Exercise inputs:
BEGIN

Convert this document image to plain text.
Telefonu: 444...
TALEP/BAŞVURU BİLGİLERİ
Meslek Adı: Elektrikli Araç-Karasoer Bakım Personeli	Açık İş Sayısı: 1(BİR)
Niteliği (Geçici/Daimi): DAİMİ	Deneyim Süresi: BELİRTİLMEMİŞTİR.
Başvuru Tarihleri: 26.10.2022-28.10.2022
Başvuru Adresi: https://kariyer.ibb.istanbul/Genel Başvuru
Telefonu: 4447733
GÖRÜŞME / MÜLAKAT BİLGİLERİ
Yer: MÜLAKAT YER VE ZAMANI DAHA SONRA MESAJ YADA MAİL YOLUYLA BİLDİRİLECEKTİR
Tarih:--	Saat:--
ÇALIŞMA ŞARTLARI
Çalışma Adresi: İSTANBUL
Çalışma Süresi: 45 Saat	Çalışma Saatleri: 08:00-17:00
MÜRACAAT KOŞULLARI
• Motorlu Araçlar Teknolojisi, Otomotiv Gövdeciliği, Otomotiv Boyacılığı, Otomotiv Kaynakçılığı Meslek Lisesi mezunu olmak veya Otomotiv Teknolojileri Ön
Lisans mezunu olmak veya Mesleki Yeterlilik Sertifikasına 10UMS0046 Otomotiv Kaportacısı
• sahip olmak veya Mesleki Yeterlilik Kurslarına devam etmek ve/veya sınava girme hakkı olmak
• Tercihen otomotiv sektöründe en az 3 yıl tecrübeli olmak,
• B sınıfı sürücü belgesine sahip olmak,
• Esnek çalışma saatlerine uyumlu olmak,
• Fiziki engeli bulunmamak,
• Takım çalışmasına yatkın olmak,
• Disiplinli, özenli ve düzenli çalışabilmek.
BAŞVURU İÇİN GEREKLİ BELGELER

END

Given instruction: Reproduce every line from the entries that holds the word "Adresi".

The response:
Başvuru Adresi: https://kariyer.ibb.istanbul/Genel Başvuru
Çalışma Adresi: İSTANBUL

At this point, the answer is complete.